## What needs to be done
Repeat the full listing, word for word.

## Excerpted records
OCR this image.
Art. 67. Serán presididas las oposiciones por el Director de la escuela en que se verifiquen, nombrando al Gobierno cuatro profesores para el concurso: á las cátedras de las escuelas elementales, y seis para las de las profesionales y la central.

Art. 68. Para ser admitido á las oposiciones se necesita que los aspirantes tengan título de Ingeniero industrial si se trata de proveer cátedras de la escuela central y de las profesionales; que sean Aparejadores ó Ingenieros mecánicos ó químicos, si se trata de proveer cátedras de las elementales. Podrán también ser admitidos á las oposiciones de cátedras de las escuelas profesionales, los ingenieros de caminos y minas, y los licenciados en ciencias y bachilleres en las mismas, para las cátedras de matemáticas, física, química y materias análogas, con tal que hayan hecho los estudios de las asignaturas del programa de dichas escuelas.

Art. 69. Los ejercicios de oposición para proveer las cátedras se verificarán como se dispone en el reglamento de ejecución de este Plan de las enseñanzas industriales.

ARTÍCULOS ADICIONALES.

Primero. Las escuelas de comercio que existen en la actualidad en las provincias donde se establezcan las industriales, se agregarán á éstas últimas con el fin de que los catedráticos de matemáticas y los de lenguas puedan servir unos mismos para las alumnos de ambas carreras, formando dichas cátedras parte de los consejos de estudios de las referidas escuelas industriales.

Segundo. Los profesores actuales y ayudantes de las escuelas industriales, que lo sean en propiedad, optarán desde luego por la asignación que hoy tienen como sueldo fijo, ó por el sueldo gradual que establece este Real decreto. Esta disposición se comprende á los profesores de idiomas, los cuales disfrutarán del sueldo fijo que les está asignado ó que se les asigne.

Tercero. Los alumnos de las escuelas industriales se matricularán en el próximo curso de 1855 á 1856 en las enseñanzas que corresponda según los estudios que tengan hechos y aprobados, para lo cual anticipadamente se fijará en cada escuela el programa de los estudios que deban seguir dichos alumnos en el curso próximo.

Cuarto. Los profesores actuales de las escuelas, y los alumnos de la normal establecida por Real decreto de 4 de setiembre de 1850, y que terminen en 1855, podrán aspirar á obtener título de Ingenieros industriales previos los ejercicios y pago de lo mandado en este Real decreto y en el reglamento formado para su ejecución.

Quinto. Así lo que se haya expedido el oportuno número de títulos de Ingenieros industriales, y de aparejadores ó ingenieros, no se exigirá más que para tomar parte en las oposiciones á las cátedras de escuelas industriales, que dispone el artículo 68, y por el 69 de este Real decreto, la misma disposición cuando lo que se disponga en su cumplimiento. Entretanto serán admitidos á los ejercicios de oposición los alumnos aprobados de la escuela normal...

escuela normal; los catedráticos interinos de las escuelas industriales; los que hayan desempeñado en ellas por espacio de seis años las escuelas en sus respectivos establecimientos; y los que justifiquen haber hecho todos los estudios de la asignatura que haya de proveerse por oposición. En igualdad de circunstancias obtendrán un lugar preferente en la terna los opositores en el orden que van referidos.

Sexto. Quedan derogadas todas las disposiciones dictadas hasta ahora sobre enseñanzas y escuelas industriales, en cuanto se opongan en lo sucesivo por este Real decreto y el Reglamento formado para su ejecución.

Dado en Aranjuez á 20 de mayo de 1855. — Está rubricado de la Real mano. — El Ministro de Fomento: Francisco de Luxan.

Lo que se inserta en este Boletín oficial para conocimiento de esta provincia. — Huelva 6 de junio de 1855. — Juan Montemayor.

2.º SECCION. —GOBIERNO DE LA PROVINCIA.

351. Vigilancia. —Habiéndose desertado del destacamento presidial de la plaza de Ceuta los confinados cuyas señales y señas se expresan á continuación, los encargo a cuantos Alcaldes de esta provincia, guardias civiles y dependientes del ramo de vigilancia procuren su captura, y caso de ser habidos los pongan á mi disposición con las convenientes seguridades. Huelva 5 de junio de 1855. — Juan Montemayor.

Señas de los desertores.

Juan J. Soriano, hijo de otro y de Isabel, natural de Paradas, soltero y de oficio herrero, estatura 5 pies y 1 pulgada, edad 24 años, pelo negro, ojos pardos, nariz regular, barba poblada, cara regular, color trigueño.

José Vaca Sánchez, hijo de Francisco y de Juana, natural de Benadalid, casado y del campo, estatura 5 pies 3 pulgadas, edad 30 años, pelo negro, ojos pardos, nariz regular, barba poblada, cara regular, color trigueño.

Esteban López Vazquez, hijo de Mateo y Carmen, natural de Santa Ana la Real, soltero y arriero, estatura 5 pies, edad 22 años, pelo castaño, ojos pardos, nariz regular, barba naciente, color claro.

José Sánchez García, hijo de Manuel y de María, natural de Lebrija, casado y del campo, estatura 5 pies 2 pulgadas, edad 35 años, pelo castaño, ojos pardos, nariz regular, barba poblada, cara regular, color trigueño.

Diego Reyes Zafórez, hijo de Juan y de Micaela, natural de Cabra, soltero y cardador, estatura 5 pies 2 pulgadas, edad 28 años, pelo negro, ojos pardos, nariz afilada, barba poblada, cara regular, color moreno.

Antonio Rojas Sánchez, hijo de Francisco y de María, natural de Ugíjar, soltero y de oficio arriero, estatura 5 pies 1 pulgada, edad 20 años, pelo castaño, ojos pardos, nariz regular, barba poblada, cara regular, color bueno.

## Full solution
OCR this image.
Art. 67. Serán presididas las oposiciones por el Director de la escuela en que se verifiquen, nombrando al Gobierno cuatro profesores para el concurso: á las cátedras de las escuelas elementales, y seis para las de las profesionales y la central.

Art. 68. Para ser admitido á las oposiciones se necesita que los aspirantes tengan título de Ingeniero industrial si se trata de proveer cátedras de la escuela central y de las profesionales; que sean Aparejadores ó Ingenieros mecánicos ó químicos, si se trata de proveer cátedras de las elementales. Podrán también ser admitidos á las oposiciones de cátedras de las escuelas profesionales, los ingenieros de caminos y minas, y los licenciados en ciencias y bachilleres en las mismas, para las cátedras de matemáticas, física, química y materias análogas, con tal que hayan hecho los estudios de las asignaturas del programa de dichas escuelas.

Art. 69. Los ejercicios de oposición para proveer las cátedras se verificarán como se dispone en el reglamento de ejecución de este Plan de las enseñanzas industriales.

ARTÍCULOS ADICIONALES.

Primero. Las escuelas de comercio que existen en la actualidad en las provincias donde se establezcan las industriales, se agregarán á éstas últimas con el fin de que los catedráticos de matemáticas y los de lenguas puedan servir unos mismos para las alumnos de ambas carreras, formando dichas cátedras parte de los consejos de estudios de las referidas escuelas industriales.

Segundo. Los profesores actuales y ayudantes de las escuelas industriales, que lo sean en propiedad, optarán desde luego por la asignación que hoy tienen como sueldo fijo, ó por el sueldo gradual que establece este Real decreto. Esta disposición se comprende á los profesores de idiomas, los cuales disfrutarán del sueldo fijo que les está asignado ó que se les asigne.

Tercero. Los alumnos de las escuelas industriales se matricularán en el próximo curso de 1855 á 1856 en las enseñanzas que corresponda según los estudios que tengan hechos y aprobados, para lo cual anticipadamente se fijará en cada escuela el programa de los estudios que deban seguir dichos alumnos en el curso próximo.

Cuarto. Los profesores actuales de las escuelas, y los alumnos de la normal establecida por Real decreto de 4 de setiembre de 1850, y que terminen en 1855, podrán aspirar á obtener título de Ingenieros industriales previos los ejercicios y pago de lo mandado en este Real decreto y en el reglamento formado para su ejecución.

Quinto. Así lo que se haya expedido el oportuno número de títulos de Ingenieros industriales, y de aparejadores ó ingenieros, no se exigirá más que para tomar parte en las oposiciones á las cátedras de escuelas industriales, que dispone el artículo 68, y por el 69 de este Real decreto, la misma disposición cuando lo que se disponga en su cumplimiento. Entretanto serán admitidos á los ejercicios de oposición los alumnos aprobados de la escuela normal...

escuela normal; los catedráticos interinos de las escuelas industriales; los que hayan desempeñado en ellas por espacio de seis años las escuelas en sus respectivos establecimientos; y los que justifiquen haber hecho todos los estudios de la asignatura que haya de proveerse por oposición. En igualdad de circunstancias obtendrán un lugar preferente en la terna los opositores en el orden que van referidos.

Sexto. Quedan derogadas todas las disposiciones dictadas hasta ahora sobre enseñanzas y escuelas industriales, en cuanto se opongan en lo sucesivo por este Real decreto y el Reglamento formado para su ejecución.

Dado en Aranjuez á 20 de mayo de 1855. — Está rubricado de la Real mano. — El Ministro de Fomento: Francisco de Luxan.

Lo que se inserta en este Boletín oficial para conocimiento de esta provincia. — Huelva 6 de junio de 1855. — Juan Montemayor.

2.º SECCION. —GOBIERNO DE LA PROVINCIA.

351. Vigilancia. —Habiéndose desertado del destacamento presidial de la plaza de Ceuta los confinados cuyas señales y señas se expresan á continuación, los encargo a cuantos Alcaldes de esta provincia, guardias civiles y dependientes del ramo de vigilancia procuren su captura, y caso de ser habidos los pongan á mi disposición con las convenientes seguridades. Huelva 5 de junio de 1855. — Juan Montemayor.

Señas de los desertores.

Juan J. Soriano, hijo de otro y de Isabel, natural de Paradas, soltero y de oficio herrero, estatura 5 pies y 1 pulgada, edad 24 años, pelo negro, ojos pardos, nariz regular, barba poblada, cara regular, color trigueño.

José Vaca Sánchez, hijo de Francisco y de Juana, natural de Benadalid, casado y del campo, estatura 5 pies 3 pulgadas, edad 30 años, pelo negro, ojos pardos, nariz regular, barba poblada, cara regular, color trigueño.

Esteban López Vazquez, hijo de Mateo y Carmen, natural de Santa Ana la Real, soltero y arriero, estatura 5 pies, edad 22 años, pelo castaño, ojos pardos, nariz regular, barba naciente, color claro.

José Sánchez García, hijo de Manuel y de María, natural de Lebrija, casado y del campo, estatura 5 pies 2 pulgadas, edad 35 años, pelo castaño, ojos pardos, nariz regular, barba poblada, cara regular, color trigueño.

Diego Reyes Zafórez, hijo de Juan y de Micaela, natural de Cabra, soltero y cardador, estatura 5 pies 2 pulgadas, edad 28 años, pelo negro, ojos pardos, nariz afilada, barba poblada, cara regular, color moreno.

Antonio Rojas Sánchez, hijo de Francisco y de María, natural de Ugíjar, soltero y de oficio arriero, estatura 5 pies 1 pulgada, edad 20 años, pelo castaño, ojos pardos, nariz regular, barba poblada, cara regular, color bueno.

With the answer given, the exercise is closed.